--- Records ---

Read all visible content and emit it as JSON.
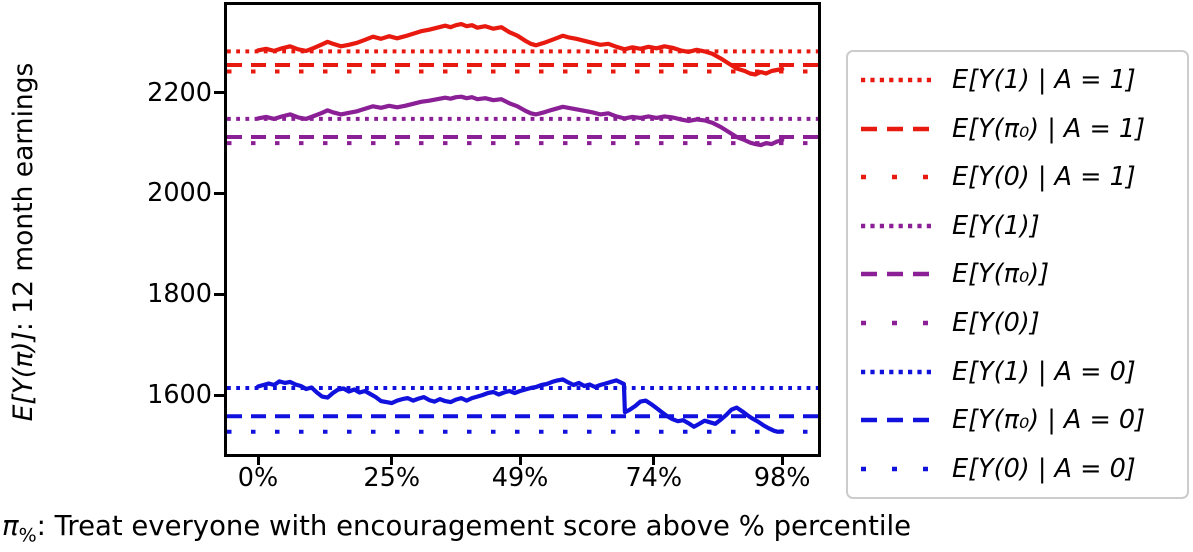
{
  "caption": {
    "pi": "π",
    "sub": "%",
    "rest": ": Treat everyone with encouragement score above % percentile"
  },
  "axis": {
    "ylabel_math": "E[Y(π)]",
    "ylabel_rest": ": 12 month earnings"
  },
  "colors": {
    "red": "#e8190f",
    "purple": "#8a1f96",
    "blue": "#1111dd",
    "axis": "#000000",
    "legend_border": "#cccccc"
  },
  "chart_data": {
    "type": "line",
    "title": "",
    "xlabel": "π%: Treat everyone with encouragement score above % percentile",
    "ylabel": "E[Y(π)]: 12 month earnings",
    "grid": false,
    "legend_position": "outside-right",
    "xlim": [
      -5.8,
      104.7
    ],
    "ylim": [
      1483,
      2374
    ],
    "xticks": {
      "pos": [
        0,
        25,
        49,
        74,
        98
      ],
      "labels": [
        "0%",
        "25%",
        "49%",
        "74%",
        "98%"
      ]
    },
    "yticks": {
      "pos": [
        2200,
        2000,
        1800,
        1600
      ],
      "labels": [
        "2200",
        "2000",
        "1800",
        "1600"
      ]
    },
    "hlines": [
      {
        "label": "E[Y(1) | A = 1]",
        "value": 2282,
        "color": "#e8190f",
        "style": "dotted"
      },
      {
        "label": "E[Y(π₀) | A = 1]",
        "value": 2255,
        "color": "#e8190f",
        "style": "dashed"
      },
      {
        "label": "E[Y(0) | A = 1]",
        "value": 2242,
        "color": "#e8190f",
        "style": "sparse"
      },
      {
        "label": "E[Y(1)]",
        "value": 2148,
        "color": "#8a1f96",
        "style": "dotted"
      },
      {
        "label": "E[Y(π₀)]",
        "value": 2112,
        "color": "#8a1f96",
        "style": "dashed"
      },
      {
        "label": "E[Y(0)]",
        "value": 2100,
        "color": "#8a1f96",
        "style": "sparse"
      },
      {
        "label": "E[Y(1) | A = 0]",
        "value": 1614,
        "color": "#1111dd",
        "style": "dotted"
      },
      {
        "label": "E[Y(π₀) | A = 0]",
        "value": 1558,
        "color": "#1111dd",
        "style": "dashed"
      },
      {
        "label": "E[Y(0) | A = 0]",
        "value": 1527,
        "color": "#1111dd",
        "style": "sparse"
      }
    ],
    "series": [
      {
        "name": "policy-value-curve-treated",
        "color": "#e8190f",
        "points": [
          [
            0,
            2284
          ],
          [
            1.5,
            2287
          ],
          [
            3,
            2283
          ],
          [
            4.5,
            2288
          ],
          [
            6,
            2292
          ],
          [
            7.5,
            2286
          ],
          [
            9,
            2283
          ],
          [
            10.5,
            2289
          ],
          [
            12,
            2296
          ],
          [
            13,
            2301
          ],
          [
            14,
            2297
          ],
          [
            15.5,
            2292
          ],
          [
            17,
            2295
          ],
          [
            18.5,
            2299
          ],
          [
            20,
            2305
          ],
          [
            21.5,
            2311
          ],
          [
            23,
            2307
          ],
          [
            24.5,
            2312
          ],
          [
            26,
            2308
          ],
          [
            27.5,
            2312
          ],
          [
            29,
            2317
          ],
          [
            30.5,
            2322
          ],
          [
            32,
            2325
          ],
          [
            33.5,
            2329
          ],
          [
            35,
            2333
          ],
          [
            36,
            2330
          ],
          [
            37,
            2334
          ],
          [
            38,
            2336
          ],
          [
            39,
            2332
          ],
          [
            40,
            2334
          ],
          [
            41,
            2329
          ],
          [
            42.5,
            2332
          ],
          [
            44,
            2327
          ],
          [
            45.5,
            2330
          ],
          [
            47,
            2320
          ],
          [
            48.5,
            2313
          ],
          [
            50,
            2303
          ],
          [
            51,
            2297
          ],
          [
            52,
            2294
          ],
          [
            53.5,
            2299
          ],
          [
            55,
            2305
          ],
          [
            56,
            2309
          ],
          [
            57,
            2313
          ],
          [
            58,
            2310
          ],
          [
            59.5,
            2307
          ],
          [
            61,
            2303
          ],
          [
            62.5,
            2299
          ],
          [
            64,
            2295
          ],
          [
            65.5,
            2297
          ],
          [
            67,
            2291
          ],
          [
            68.5,
            2286
          ],
          [
            70,
            2290
          ],
          [
            71.5,
            2287
          ],
          [
            73,
            2291
          ],
          [
            74.5,
            2288
          ],
          [
            76,
            2292
          ],
          [
            77.5,
            2289
          ],
          [
            79,
            2284
          ],
          [
            80.5,
            2281
          ],
          [
            82,
            2285
          ],
          [
            83.5,
            2282
          ],
          [
            85,
            2277
          ],
          [
            86.5,
            2268
          ],
          [
            88,
            2258
          ],
          [
            89.5,
            2248
          ],
          [
            91,
            2243
          ],
          [
            92,
            2238
          ],
          [
            93,
            2236
          ],
          [
            94,
            2241
          ],
          [
            95,
            2238
          ],
          [
            96,
            2243
          ],
          [
            97,
            2245
          ],
          [
            98,
            2247
          ]
        ]
      },
      {
        "name": "policy-value-curve-overall",
        "color": "#8a1f96",
        "points": [
          [
            0,
            2149
          ],
          [
            1.5,
            2152
          ],
          [
            3,
            2148
          ],
          [
            4.5,
            2153
          ],
          [
            6,
            2157
          ],
          [
            7.5,
            2151
          ],
          [
            9,
            2148
          ],
          [
            10.5,
            2154
          ],
          [
            12,
            2160
          ],
          [
            13,
            2165
          ],
          [
            14,
            2161
          ],
          [
            15.5,
            2157
          ],
          [
            17,
            2160
          ],
          [
            18.5,
            2163
          ],
          [
            20,
            2168
          ],
          [
            21.5,
            2173
          ],
          [
            23,
            2170
          ],
          [
            24.5,
            2174
          ],
          [
            26,
            2171
          ],
          [
            27.5,
            2174
          ],
          [
            29,
            2178
          ],
          [
            30.5,
            2182
          ],
          [
            32,
            2184
          ],
          [
            33.5,
            2187
          ],
          [
            35,
            2190
          ],
          [
            36,
            2188
          ],
          [
            37,
            2191
          ],
          [
            38,
            2192
          ],
          [
            39,
            2189
          ],
          [
            40,
            2191
          ],
          [
            41,
            2187
          ],
          [
            42.5,
            2189
          ],
          [
            44,
            2185
          ],
          [
            45.5,
            2187
          ],
          [
            47,
            2179
          ],
          [
            48.5,
            2173
          ],
          [
            50,
            2164
          ],
          [
            51,
            2159
          ],
          [
            52,
            2157
          ],
          [
            53.5,
            2161
          ],
          [
            55,
            2166
          ],
          [
            56,
            2169
          ],
          [
            57,
            2172
          ],
          [
            58,
            2170
          ],
          [
            59.5,
            2167
          ],
          [
            61,
            2164
          ],
          [
            62.5,
            2161
          ],
          [
            64,
            2157
          ],
          [
            65.5,
            2159
          ],
          [
            67,
            2153
          ],
          [
            68.5,
            2149
          ],
          [
            70,
            2152
          ],
          [
            71.5,
            2150
          ],
          [
            73,
            2153
          ],
          [
            74.5,
            2150
          ],
          [
            76,
            2153
          ],
          [
            77.5,
            2151
          ],
          [
            79,
            2147
          ],
          [
            80.5,
            2144
          ],
          [
            82,
            2147
          ],
          [
            83.5,
            2145
          ],
          [
            85,
            2140
          ],
          [
            86.5,
            2132
          ],
          [
            88,
            2122
          ],
          [
            89.5,
            2112
          ],
          [
            91,
            2106
          ],
          [
            92,
            2101
          ],
          [
            93,
            2098
          ],
          [
            94,
            2096
          ],
          [
            95,
            2100
          ],
          [
            96,
            2098
          ],
          [
            97,
            2103
          ],
          [
            98,
            2106
          ]
        ]
      },
      {
        "name": "policy-value-curve-control",
        "color": "#1111dd",
        "points": [
          [
            0,
            1617
          ],
          [
            1,
            1620
          ],
          [
            2,
            1623
          ],
          [
            3,
            1620
          ],
          [
            4,
            1627
          ],
          [
            5,
            1624
          ],
          [
            6,
            1626
          ],
          [
            7,
            1621
          ],
          [
            8,
            1618
          ],
          [
            9,
            1612
          ],
          [
            10,
            1615
          ],
          [
            11,
            1605
          ],
          [
            12,
            1597
          ],
          [
            13,
            1595
          ],
          [
            14,
            1604
          ],
          [
            15,
            1611
          ],
          [
            16,
            1613
          ],
          [
            17,
            1607
          ],
          [
            18,
            1611
          ],
          [
            19,
            1605
          ],
          [
            20,
            1608
          ],
          [
            21,
            1602
          ],
          [
            22,
            1596
          ],
          [
            23,
            1588
          ],
          [
            24,
            1586
          ],
          [
            25,
            1584
          ],
          [
            26,
            1589
          ],
          [
            27,
            1592
          ],
          [
            28,
            1594
          ],
          [
            29,
            1589
          ],
          [
            30,
            1593
          ],
          [
            31,
            1596
          ],
          [
            32,
            1590
          ],
          [
            33,
            1587
          ],
          [
            34,
            1592
          ],
          [
            35,
            1588
          ],
          [
            36,
            1586
          ],
          [
            37,
            1591
          ],
          [
            38,
            1594
          ],
          [
            39,
            1589
          ],
          [
            40,
            1594
          ],
          [
            41,
            1597
          ],
          [
            42,
            1600
          ],
          [
            43,
            1604
          ],
          [
            44,
            1606
          ],
          [
            45,
            1601
          ],
          [
            46,
            1605
          ],
          [
            47,
            1608
          ],
          [
            48,
            1604
          ],
          [
            49,
            1608
          ],
          [
            50,
            1611
          ],
          [
            51,
            1614
          ],
          [
            52,
            1616
          ],
          [
            53,
            1620
          ],
          [
            54,
            1622
          ],
          [
            55,
            1626
          ],
          [
            56,
            1629
          ],
          [
            57,
            1631
          ],
          [
            58,
            1625
          ],
          [
            59,
            1620
          ],
          [
            60,
            1624
          ],
          [
            61,
            1618
          ],
          [
            62,
            1621
          ],
          [
            63,
            1616
          ],
          [
            64,
            1620
          ],
          [
            65,
            1623
          ],
          [
            66,
            1626
          ],
          [
            67,
            1629
          ],
          [
            68,
            1624
          ],
          [
            68.4,
            1622
          ],
          [
            68.6,
            1566
          ],
          [
            69.5,
            1571
          ],
          [
            70.5,
            1578
          ],
          [
            71.5,
            1587
          ],
          [
            72.5,
            1589
          ],
          [
            73.5,
            1582
          ],
          [
            74.5,
            1574
          ],
          [
            75.5,
            1566
          ],
          [
            76.5,
            1558
          ],
          [
            77.5,
            1552
          ],
          [
            78.5,
            1548
          ],
          [
            79.5,
            1550
          ],
          [
            80.5,
            1544
          ],
          [
            81.5,
            1537
          ],
          [
            82.5,
            1543
          ],
          [
            83.5,
            1549
          ],
          [
            84.5,
            1546
          ],
          [
            85.5,
            1543
          ],
          [
            86.5,
            1551
          ],
          [
            87.5,
            1560
          ],
          [
            88.5,
            1571
          ],
          [
            89.5,
            1575
          ],
          [
            90.5,
            1568
          ],
          [
            91.5,
            1560
          ],
          [
            92.5,
            1553
          ],
          [
            93.5,
            1547
          ],
          [
            94.5,
            1540
          ],
          [
            95.5,
            1534
          ],
          [
            96.5,
            1529
          ],
          [
            97.2,
            1527
          ],
          [
            98,
            1528
          ]
        ]
      }
    ]
  }
}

---

- Description of the task: Find the lines containing "encouragement" and pull them out.

- Solution below:
    "rest": ": Treat everyone with encouragement score above % percentile"
    "xlabel": "π%: Treat everyone with encouragement score above % percentile",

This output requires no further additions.